##### RECORDED INFORMATION

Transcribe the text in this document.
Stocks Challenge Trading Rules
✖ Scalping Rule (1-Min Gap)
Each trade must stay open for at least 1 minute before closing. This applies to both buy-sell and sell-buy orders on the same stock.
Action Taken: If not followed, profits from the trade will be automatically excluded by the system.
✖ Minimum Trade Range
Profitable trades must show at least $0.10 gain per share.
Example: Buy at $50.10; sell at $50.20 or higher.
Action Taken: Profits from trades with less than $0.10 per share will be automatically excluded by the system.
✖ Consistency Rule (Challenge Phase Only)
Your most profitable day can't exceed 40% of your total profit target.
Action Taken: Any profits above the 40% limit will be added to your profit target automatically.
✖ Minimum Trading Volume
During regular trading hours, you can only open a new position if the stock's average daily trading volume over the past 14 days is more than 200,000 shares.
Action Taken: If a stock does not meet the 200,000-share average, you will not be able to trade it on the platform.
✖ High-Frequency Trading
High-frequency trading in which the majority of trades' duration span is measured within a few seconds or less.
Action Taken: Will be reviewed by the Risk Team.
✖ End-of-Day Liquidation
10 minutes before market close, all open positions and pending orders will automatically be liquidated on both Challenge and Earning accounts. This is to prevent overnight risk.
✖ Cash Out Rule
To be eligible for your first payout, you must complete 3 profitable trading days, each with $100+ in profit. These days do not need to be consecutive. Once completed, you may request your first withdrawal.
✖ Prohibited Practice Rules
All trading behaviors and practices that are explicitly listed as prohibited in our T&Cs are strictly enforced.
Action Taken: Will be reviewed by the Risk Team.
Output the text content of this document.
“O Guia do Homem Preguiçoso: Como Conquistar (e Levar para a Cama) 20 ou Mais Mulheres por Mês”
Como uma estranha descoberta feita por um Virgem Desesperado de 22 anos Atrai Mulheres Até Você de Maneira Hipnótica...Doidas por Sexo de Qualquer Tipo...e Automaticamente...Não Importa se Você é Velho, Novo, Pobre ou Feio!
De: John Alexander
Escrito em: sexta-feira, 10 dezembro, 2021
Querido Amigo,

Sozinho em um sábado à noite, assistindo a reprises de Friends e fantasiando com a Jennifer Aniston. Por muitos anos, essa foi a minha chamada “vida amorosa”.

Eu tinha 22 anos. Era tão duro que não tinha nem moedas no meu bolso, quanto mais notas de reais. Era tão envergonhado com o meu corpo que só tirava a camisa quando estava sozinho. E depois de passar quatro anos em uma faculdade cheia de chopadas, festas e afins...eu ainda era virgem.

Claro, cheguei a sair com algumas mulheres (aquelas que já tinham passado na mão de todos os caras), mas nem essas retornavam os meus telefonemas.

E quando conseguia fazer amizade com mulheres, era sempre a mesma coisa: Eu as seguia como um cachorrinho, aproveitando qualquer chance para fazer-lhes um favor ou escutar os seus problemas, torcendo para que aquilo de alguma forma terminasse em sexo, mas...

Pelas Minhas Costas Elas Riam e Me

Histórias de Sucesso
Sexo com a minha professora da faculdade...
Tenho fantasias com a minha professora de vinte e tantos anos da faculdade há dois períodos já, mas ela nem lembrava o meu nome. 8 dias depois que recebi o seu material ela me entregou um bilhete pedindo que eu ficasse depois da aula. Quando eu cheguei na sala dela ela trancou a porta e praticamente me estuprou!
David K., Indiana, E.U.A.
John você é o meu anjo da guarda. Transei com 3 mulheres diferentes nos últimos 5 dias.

##########

THE EXERCISE
Where a line holds "Taken", copy it out.

WRITTEN RESPONSE
Action Taken: If not followed, profits from the trade will be automatically excluded by the system.
Action Taken: Profits from trades with less than $0.10 per share will be automatically excluded by the system.
Action Taken: Any profits above the 40% limit will be added to your profit target automatically.
Action Taken: If a stock does not meet the 200,000-share average, you will not be able to trade it on the platform.
Action Taken: Will be reviewed by the Risk Team.
Action Taken: Will be reviewed by the Risk Team.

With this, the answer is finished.